-- DATA SUPPLIED --
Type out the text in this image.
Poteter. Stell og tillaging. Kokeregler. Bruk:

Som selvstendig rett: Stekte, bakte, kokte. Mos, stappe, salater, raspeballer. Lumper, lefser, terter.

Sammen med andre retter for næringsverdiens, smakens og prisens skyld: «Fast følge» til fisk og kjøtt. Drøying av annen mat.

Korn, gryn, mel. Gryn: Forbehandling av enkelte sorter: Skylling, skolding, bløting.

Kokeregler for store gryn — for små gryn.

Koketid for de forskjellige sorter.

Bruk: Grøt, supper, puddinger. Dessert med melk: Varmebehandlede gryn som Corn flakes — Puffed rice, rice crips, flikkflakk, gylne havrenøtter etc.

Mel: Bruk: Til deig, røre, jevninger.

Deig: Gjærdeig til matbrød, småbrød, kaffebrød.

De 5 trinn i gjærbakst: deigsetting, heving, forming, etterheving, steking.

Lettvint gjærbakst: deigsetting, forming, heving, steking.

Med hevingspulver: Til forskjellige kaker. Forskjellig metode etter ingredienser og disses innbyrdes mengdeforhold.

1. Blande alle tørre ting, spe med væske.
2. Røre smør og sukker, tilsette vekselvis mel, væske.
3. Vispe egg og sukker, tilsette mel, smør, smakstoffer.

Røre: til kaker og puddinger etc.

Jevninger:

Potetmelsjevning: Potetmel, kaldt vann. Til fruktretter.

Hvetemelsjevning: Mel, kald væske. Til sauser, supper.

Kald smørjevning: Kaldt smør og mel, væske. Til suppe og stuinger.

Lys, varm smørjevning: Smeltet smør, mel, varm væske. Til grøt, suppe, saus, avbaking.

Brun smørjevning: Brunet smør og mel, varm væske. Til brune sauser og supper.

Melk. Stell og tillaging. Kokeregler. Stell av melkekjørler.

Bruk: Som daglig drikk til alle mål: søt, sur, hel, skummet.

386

-- WHAT NEEDS TO BE DONE --
Return the listing above in its exact form.

-- TASK RESPONSE --
Type out the text in this image.
Poteter. Stell og tillaging. Kokeregler. Bruk:

Som selvstendig rett: Stekte, bakte, kokte. Mos, stappe, salater, raspeballer. Lumper, lefser, terter.

Sammen med andre retter for næringsverdiens, smakens og prisens skyld: «Fast følge» til fisk og kjøtt. Drøying av annen mat.

Korn, gryn, mel. Gryn: Forbehandling av enkelte sorter: Skylling, skolding, bløting.

Kokeregler for store gryn — for små gryn.

Koketid for de forskjellige sorter.

Bruk: Grøt, supper, puddinger. Dessert med melk: Varmebehandlede gryn som Corn flakes — Puffed rice, rice crips, flikkflakk, gylne havrenøtter etc.

Mel: Bruk: Til deig, røre, jevninger.

Deig: Gjærdeig til matbrød, småbrød, kaffebrød.

De 5 trinn i gjærbakst: deigsetting, heving, forming, etterheving, steking.

Lettvint gjærbakst: deigsetting, forming, heving, steking.

Med hevingspulver: Til forskjellige kaker. Forskjellig metode etter ingredienser og disses innbyrdes mengdeforhold.

1. Blande alle tørre ting, spe med væske.
2. Røre smør og sukker, tilsette vekselvis mel, væske.
3. Vispe egg og sukker, tilsette mel, smør, smakstoffer.

Røre: til kaker og puddinger etc.

Jevninger:

Potetmelsjevning: Potetmel, kaldt vann. Til fruktretter.

Hvetemelsjevning: Mel, kald væske. Til sauser, supper.

Kald smørjevning: Kaldt smør og mel, væske. Til suppe og stuinger.

Lys, varm smørjevning: Smeltet smør, mel, varm væske. Til grøt, suppe, saus, avbaking.

Brun smørjevning: Brunet smør og mel, varm væske. Til brune sauser og supper.

Melk. Stell og tillaging. Kokeregler. Stell av melkekjørler.

Bruk: Som daglig drikk til alle mål: søt, sur, hel, skummet.

386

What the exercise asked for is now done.